#### Requirements
Filter the entries below, keeping every line that has the word "تاريخ".

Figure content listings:
* * * *

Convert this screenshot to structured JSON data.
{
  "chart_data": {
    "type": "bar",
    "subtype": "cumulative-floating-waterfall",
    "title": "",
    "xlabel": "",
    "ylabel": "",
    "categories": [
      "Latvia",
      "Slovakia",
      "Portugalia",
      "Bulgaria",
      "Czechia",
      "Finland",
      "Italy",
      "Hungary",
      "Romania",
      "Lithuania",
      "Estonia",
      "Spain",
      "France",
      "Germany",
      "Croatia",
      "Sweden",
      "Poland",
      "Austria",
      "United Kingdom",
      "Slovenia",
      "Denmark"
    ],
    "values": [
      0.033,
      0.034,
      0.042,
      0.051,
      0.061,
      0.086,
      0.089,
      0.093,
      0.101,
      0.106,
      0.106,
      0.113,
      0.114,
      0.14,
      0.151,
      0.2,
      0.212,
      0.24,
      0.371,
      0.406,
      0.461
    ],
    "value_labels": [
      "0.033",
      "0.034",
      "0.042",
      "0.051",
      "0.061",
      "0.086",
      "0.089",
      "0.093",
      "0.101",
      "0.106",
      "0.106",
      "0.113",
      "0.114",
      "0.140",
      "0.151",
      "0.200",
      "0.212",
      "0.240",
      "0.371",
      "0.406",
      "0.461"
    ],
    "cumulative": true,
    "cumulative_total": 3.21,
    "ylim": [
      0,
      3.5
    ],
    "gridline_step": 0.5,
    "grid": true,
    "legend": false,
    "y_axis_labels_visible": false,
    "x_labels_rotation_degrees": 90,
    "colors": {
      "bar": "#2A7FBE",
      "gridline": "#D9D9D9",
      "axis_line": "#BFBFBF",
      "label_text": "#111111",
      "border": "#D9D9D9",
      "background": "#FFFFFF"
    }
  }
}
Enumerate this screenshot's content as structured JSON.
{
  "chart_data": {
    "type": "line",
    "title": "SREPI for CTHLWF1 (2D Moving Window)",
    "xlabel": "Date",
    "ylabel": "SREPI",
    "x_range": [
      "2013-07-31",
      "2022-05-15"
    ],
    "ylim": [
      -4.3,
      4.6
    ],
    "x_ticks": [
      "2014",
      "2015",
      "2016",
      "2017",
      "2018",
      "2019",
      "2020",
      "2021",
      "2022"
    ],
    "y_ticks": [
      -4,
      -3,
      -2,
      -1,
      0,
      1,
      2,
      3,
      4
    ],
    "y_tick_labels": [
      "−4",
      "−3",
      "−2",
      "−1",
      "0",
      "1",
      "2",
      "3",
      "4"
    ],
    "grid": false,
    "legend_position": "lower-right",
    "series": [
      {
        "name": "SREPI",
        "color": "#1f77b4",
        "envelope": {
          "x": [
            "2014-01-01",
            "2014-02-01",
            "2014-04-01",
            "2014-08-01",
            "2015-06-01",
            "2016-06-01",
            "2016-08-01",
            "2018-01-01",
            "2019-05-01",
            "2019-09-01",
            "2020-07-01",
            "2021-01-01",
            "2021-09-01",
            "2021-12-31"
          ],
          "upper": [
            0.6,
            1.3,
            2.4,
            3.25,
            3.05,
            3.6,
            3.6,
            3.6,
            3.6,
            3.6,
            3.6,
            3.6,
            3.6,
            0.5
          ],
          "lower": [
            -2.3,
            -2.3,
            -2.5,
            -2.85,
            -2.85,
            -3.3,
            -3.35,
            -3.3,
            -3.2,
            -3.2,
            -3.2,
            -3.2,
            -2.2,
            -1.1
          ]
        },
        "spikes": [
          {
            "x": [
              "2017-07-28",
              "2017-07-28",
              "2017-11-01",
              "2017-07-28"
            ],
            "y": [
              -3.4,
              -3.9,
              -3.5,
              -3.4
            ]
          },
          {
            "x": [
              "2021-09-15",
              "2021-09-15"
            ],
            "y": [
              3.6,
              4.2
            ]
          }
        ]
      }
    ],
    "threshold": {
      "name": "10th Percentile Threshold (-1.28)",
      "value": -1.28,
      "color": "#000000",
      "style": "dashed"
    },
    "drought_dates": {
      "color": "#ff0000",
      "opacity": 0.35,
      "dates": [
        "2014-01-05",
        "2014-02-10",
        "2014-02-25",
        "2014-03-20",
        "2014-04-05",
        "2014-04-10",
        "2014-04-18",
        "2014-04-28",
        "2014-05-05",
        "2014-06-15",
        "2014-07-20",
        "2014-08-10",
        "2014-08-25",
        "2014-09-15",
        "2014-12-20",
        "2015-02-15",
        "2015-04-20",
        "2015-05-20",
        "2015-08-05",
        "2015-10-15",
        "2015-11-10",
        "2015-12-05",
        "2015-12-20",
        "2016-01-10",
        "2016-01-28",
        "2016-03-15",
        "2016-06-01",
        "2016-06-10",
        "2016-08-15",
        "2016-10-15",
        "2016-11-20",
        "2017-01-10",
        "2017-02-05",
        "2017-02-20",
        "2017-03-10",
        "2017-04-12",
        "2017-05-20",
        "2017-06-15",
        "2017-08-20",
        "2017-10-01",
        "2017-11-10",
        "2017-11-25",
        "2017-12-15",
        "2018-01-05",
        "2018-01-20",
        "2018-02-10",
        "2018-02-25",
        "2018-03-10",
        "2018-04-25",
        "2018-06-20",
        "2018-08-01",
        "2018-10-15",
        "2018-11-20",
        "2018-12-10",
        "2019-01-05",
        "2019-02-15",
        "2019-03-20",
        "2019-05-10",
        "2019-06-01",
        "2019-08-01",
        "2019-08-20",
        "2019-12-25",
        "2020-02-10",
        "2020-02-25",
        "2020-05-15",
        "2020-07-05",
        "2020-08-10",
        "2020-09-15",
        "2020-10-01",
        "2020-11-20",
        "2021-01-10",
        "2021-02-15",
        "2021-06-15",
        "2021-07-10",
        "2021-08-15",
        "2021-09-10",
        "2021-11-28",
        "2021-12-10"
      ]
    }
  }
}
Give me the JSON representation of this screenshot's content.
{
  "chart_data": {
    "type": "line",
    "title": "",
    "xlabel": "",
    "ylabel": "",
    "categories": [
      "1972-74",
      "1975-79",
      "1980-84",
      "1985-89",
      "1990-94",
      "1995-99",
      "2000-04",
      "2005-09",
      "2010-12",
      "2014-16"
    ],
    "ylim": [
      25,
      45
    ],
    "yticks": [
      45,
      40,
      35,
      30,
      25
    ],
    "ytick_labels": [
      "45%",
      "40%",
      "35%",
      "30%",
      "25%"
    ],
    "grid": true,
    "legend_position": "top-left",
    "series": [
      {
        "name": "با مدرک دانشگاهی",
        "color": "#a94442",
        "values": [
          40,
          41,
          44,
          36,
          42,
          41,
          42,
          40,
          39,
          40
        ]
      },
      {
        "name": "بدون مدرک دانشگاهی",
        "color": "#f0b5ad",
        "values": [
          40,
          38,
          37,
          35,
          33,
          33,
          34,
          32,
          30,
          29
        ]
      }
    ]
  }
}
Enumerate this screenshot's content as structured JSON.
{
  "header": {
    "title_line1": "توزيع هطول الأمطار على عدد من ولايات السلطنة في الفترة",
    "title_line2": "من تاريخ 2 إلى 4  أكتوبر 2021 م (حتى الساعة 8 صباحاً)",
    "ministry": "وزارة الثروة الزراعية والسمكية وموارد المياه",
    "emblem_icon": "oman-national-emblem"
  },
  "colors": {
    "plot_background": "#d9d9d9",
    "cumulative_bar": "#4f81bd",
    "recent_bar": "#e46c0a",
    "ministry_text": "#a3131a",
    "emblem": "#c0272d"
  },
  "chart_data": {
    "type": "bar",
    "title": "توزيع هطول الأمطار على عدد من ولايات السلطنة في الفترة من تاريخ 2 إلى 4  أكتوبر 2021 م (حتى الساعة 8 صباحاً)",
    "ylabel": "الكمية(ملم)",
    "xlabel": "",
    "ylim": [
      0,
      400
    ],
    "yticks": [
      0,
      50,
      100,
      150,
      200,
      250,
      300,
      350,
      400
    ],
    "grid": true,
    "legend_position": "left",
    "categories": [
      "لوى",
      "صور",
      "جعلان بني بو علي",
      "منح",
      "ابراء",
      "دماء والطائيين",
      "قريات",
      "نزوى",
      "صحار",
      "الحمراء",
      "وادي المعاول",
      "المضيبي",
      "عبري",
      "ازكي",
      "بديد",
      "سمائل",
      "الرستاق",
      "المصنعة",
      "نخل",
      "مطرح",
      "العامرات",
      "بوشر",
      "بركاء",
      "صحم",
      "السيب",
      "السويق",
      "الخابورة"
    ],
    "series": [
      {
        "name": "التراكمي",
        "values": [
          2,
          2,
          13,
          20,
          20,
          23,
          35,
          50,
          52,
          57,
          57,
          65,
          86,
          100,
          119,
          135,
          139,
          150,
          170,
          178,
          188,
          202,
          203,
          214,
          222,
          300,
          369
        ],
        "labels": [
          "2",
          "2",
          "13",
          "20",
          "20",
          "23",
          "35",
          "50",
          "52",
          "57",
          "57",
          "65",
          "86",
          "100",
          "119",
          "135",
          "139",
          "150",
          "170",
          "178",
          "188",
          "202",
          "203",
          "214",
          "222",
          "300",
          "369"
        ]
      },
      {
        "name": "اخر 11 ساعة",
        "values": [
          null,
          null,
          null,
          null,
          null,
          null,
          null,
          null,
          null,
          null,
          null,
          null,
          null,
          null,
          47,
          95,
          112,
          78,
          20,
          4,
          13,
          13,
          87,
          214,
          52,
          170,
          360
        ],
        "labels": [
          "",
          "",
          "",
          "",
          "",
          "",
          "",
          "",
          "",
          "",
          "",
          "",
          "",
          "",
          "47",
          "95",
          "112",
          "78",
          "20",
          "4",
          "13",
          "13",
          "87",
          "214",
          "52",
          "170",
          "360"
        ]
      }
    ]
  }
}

* * * *

#### Result below
    "title_line2": "من تاريخ 2 إلى 4  أكتوبر 2021 م (حتى الساعة 8 صباحاً)",
    "title": "توزيع هطول الأمطار على عدد من ولايات السلطنة في الفترة من تاريخ 2 إلى 4  أكتوبر 2021 م (حتى الساعة 8 صباحاً)",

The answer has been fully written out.